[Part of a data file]
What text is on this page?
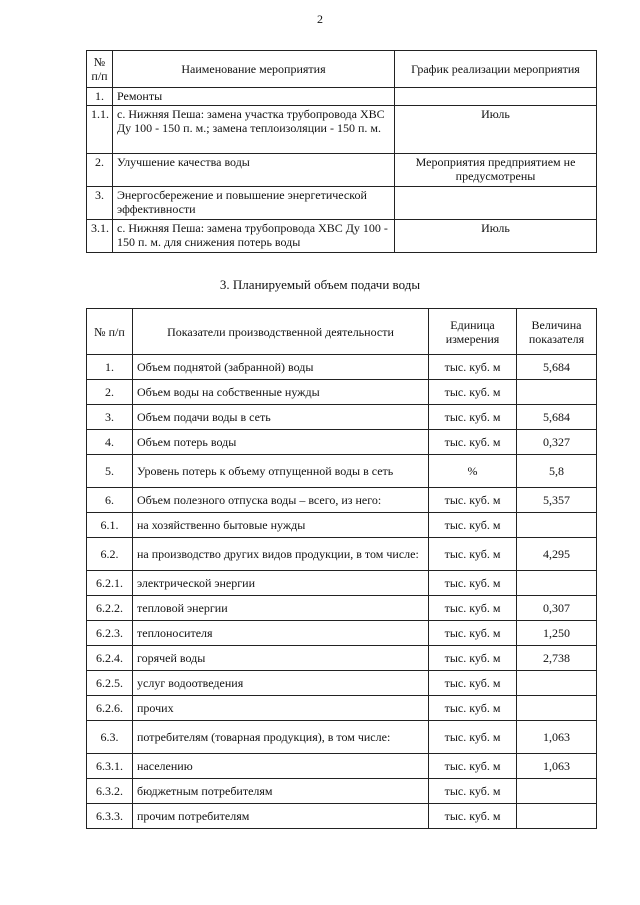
2
№ п/п	Наименование мероприятия	График реализации мероприятия
1.	Ремонты	
1.1.	с. Нижняя Пеша: замена участка трубопровода ХВС Ду 100 - 150 п. м.; замена теплоизоляции - 150 п. м.	Июль
2.	Улучшение качества воды	Мероприятия предприятием не предусмотрены
3.	Энергосбережение и повышение энергетической эффективности	
3.1.	с. Нижняя Пеша: замена трубопровода ХВС Ду 100 - 150 п. м. для снижения потерь воды	Июль
3. Планируемый объем подачи воды
№ п/п	Показатели производственной деятельности	Единица измерения	Величина показателя
1.	Объем поднятой (забранной) воды	тыс. куб. м	5,684
2.	Объем воды на собственные нужды	тыс. куб. м	
3.	Объем подачи воды в сеть	тыс. куб. м	5,684
4.	Объем потерь воды	тыс. куб. м	0,327
5.	Уровень потерь к объему отпущенной воды в сеть	%	5,8
6.	Объем полезного отпуска воды – всего, из него:	тыс. куб. м	5,357
6.1.	на хозяйственно бытовые нужды	тыс. куб. м	
6.2.	на производство других видов продукции, в том числе:	тыс. куб. м	4,295
6.2.1.	электрической энергии	тыс. куб. м	
6.2.2.	тепловой энергии	тыс. куб. м	0,307
6.2.3.	теплоносителя	тыс. куб. м	1,250
6.2.4.	горячей воды	тыс. куб. м	2,738
6.2.5.	услуг водоотведения	тыс. куб. м	
6.2.6.	прочих	тыс. куб. м	
6.3.	потребителям (товарная продукция), в том числе:	тыс. куб. м	1,063
6.3.1.	населению	тыс. куб. м	1,063
6.3.2.	бюджетным потребителям	тыс. куб. м	
6.3.3.	прочим потребителям	тыс. куб. м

-- SHORT PROBLEM --
Every line above should be repeated exactly; pictures stay out of the copy.

-- WRITTEN REPLY --
What text is on this page?
2
№ п/п	Наименование мероприятия	График реализации мероприятия
1.	Ремонты	
1.1.	с. Нижняя Пеша: замена участка трубопровода ХВС Ду 100 - 150 п. м.; замена теплоизоляции - 150 п. м.	Июль
2.	Улучшение качества воды	Мероприятия предприятием не предусмотрены
3.	Энергосбережение и повышение энергетической эффективности	
3.1.	с. Нижняя Пеша: замена трубопровода ХВС Ду 100 - 150 п. м. для снижения потерь воды	Июль
3. Планируемый объем подачи воды
№ п/п	Показатели производственной деятельности	Единица измерения	Величина показателя
1.	Объем поднятой (забранной) воды	тыс. куб. м	5,684
2.	Объем воды на собственные нужды	тыс. куб. м	
3.	Объем подачи воды в сеть	тыс. куб. м	5,684
4.	Объем потерь воды	тыс. куб. м	0,327
5.	Уровень потерь к объему отпущенной воды в сеть	%	5,8
6.	Объем полезного отпуска воды – всего, из него:	тыс. куб. м	5,357
6.1.	на хозяйственно бытовые нужды	тыс. куб. м	
6.2.	на производство других видов продукции, в том числе:	тыс. куб. м	4,295
6.2.1.	электрической энергии	тыс. куб. м	
6.2.2.	тепловой энергии	тыс. куб. м	0,307
6.2.3.	теплоносителя	тыс. куб. м	1,250
6.2.4.	горячей воды	тыс. куб. м	2,738
6.2.5.	услуг водоотведения	тыс. куб. м	
6.2.6.	прочих	тыс. куб. м	
6.3.	потребителям (товарная продукция), в том числе:	тыс. куб. м	1,063
6.3.1.	населению	тыс. куб. м	1,063
6.3.2.	бюджетным потребителям	тыс. куб. м	
6.3.3.	прочим потребителям	тыс. куб. м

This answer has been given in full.